What is required: Write the material out again, line by line, exactly as it is.

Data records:
#####
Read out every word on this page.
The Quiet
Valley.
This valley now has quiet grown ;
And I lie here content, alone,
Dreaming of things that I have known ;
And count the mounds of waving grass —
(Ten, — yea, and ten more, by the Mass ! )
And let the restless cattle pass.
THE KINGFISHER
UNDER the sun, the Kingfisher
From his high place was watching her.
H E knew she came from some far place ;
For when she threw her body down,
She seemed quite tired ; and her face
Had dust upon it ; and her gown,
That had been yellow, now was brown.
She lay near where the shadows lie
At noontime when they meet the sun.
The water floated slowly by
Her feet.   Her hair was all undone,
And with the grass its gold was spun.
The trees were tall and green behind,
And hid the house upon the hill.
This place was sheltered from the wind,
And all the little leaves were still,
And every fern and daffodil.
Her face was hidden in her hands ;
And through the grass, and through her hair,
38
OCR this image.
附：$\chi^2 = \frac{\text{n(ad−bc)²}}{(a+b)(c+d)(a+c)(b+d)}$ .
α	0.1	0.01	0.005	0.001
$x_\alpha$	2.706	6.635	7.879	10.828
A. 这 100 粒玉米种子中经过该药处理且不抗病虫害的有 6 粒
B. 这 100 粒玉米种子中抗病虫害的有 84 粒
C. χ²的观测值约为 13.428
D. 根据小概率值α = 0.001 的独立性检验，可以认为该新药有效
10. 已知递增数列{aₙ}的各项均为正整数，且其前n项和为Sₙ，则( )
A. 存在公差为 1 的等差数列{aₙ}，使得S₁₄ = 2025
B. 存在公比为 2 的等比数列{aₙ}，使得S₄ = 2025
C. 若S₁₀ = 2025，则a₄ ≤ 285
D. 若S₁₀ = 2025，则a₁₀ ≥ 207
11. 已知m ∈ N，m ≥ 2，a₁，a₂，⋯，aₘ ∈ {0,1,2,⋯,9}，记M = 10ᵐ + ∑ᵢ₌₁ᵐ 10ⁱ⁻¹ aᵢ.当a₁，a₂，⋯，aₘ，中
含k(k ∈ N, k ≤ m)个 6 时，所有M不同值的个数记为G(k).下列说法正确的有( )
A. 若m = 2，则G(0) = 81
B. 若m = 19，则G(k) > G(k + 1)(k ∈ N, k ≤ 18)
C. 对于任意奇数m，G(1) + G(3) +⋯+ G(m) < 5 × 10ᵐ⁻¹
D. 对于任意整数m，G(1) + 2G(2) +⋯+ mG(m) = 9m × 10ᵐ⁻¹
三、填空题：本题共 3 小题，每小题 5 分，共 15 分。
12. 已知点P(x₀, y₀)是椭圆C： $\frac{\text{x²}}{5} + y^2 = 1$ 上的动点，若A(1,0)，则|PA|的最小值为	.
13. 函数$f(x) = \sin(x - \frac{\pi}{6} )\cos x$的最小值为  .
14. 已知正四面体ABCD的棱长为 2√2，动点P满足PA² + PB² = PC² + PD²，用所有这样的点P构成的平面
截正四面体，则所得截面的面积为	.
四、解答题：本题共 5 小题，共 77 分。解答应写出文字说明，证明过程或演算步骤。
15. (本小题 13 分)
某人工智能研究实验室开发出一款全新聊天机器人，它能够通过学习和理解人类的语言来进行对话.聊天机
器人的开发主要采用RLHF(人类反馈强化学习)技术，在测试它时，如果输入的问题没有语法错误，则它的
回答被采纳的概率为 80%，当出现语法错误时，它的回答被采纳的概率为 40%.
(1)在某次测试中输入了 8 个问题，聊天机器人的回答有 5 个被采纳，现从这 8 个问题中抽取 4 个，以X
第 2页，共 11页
#####
Correct result:
Read out every word on this page.
The Quiet
Valley.
This valley now has quiet grown ;
And I lie here content, alone,
Dreaming of things that I have known ;
And count the mounds of waving grass —
(Ten, — yea, and ten more, by the Mass ! )
And let the restless cattle pass.
THE KINGFISHER
UNDER the sun, the Kingfisher
From his high place was watching her.
H E knew she came from some far place ;
For when she threw her body down,
She seemed quite tired ; and her face
Had dust upon it ; and her gown,
That had been yellow, now was brown.
She lay near where the shadows lie
At noontime when they meet the sun.
The water floated slowly by
Her feet.   Her hair was all undone,
And with the grass its gold was spun.
The trees were tall and green behind,
And hid the house upon the hill.
This place was sheltered from the wind,
And all the little leaves were still,
And every fern and daffodil.
Her face was hidden in her hands ;
And through the grass, and through her hair,
38
OCR this image.
附：$\chi^2 = \frac{\text{n(ad−bc)²}}{(a+b)(c+d)(a+c)(b+d)}$ .
α	0.1	0.01	0.005	0.001
$x_\alpha$	2.706	6.635	7.879	10.828
A. 这 100 粒玉米种子中经过该药处理且不抗病虫害的有 6 粒
B. 这 100 粒玉米种子中抗病虫害的有 84 粒
C. χ²的观测值约为 13.428
D. 根据小概率值α = 0.001 的独立性检验，可以认为该新药有效
10. 已知递增数列{aₙ}的各项均为正整数，且其前n项和为Sₙ，则( )
A. 存在公差为 1 的等差数列{aₙ}，使得S₁₄ = 2025
B. 存在公比为 2 的等比数列{aₙ}，使得S₄ = 2025
C. 若S₁₀ = 2025，则a₄ ≤ 285
D. 若S₁₀ = 2025，则a₁₀ ≥ 207
11. 已知m ∈ N，m ≥ 2，a₁，a₂，⋯，aₘ ∈ {0,1,2,⋯,9}，记M = 10ᵐ + ∑ᵢ₌₁ᵐ 10ⁱ⁻¹ aᵢ.当a₁，a₂，⋯，aₘ，中
含k(k ∈ N, k ≤ m)个 6 时，所有M不同值的个数记为G(k).下列说法正确的有( )
A. 若m = 2，则G(0) = 81
B. 若m = 19，则G(k) > G(k + 1)(k ∈ N, k ≤ 18)
C. 对于任意奇数m，G(1) + G(3) +⋯+ G(m) < 5 × 10ᵐ⁻¹
D. 对于任意整数m，G(1) + 2G(2) +⋯+ mG(m) = 9m × 10ᵐ⁻¹
三、填空题：本题共 3 小题，每小题 5 分，共 15 分。
12. 已知点P(x₀, y₀)是椭圆C： $\frac{\text{x²}}{5} + y^2 = 1$ 上的动点，若A(1,0)，则|PA|的最小值为	.
13. 函数$f(x) = \sin(x - \frac{\pi}{6} )\cos x$的最小值为  .
14. 已知正四面体ABCD的棱长为 2√2，动点P满足PA² + PB² = PC² + PD²，用所有这样的点P构成的平面
截正四面体，则所得截面的面积为	.
四、解答题：本题共 5 小题，共 77 分。解答应写出文字说明，证明过程或演算步骤。
15. (本小题 13 分)
某人工智能研究实验室开发出一款全新聊天机器人，它能够通过学习和理解人类的语言来进行对话.聊天机
器人的开发主要采用RLHF(人类反馈强化学习)技术，在测试它时，如果输入的问题没有语法错误，则它的
回答被采纳的概率为 80%，当出现语法错误时，它的回答被采纳的概率为 40%.
(1)在某次测试中输入了 8 个问题，聊天机器人的回答有 5 个被采纳，现从这 8 个问题中抽取 4 个，以X
第 2页，共 11页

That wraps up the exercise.